>> BEGIN

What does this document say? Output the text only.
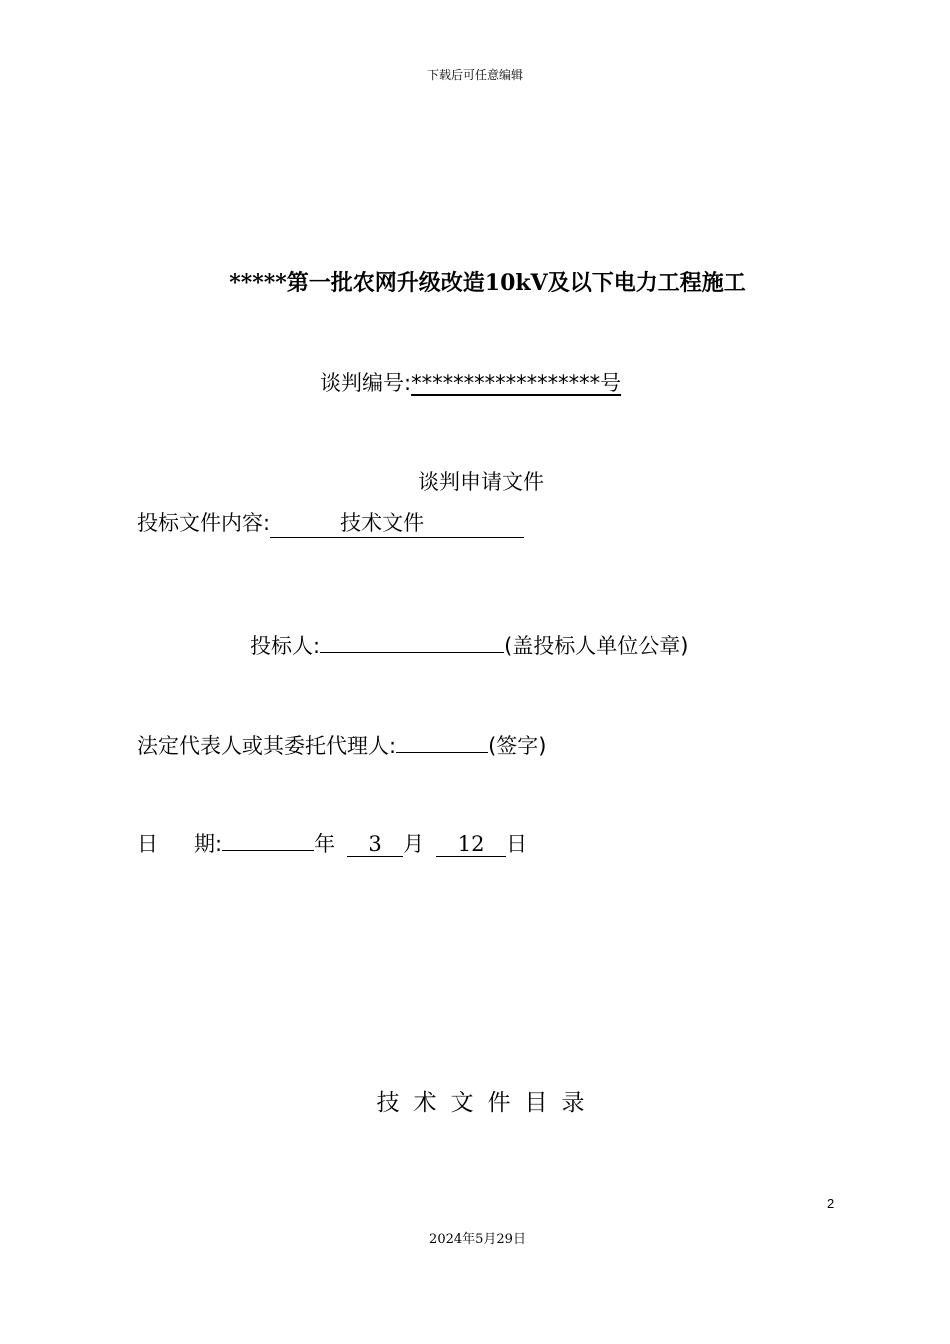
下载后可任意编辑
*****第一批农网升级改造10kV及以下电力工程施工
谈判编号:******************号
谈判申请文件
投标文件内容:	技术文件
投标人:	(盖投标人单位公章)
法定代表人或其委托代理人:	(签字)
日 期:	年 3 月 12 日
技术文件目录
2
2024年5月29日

>> END

→ **DO THIS**
Make an exact copy of all entries above, dropping the images.

→ **RESULT OF THIS EXERCISE**
What does this document say? Output the text only.
下载后可任意编辑
*****第一批农网升级改造10kV及以下电力工程施工
谈判编号:******************号
谈判申请文件
投标文件内容:	技术文件
投标人:	(盖投标人单位公章)
法定代表人或其委托代理人:	(签字)
日 期:	年 3 月 12 日
技术文件目录
2
2024年5月29日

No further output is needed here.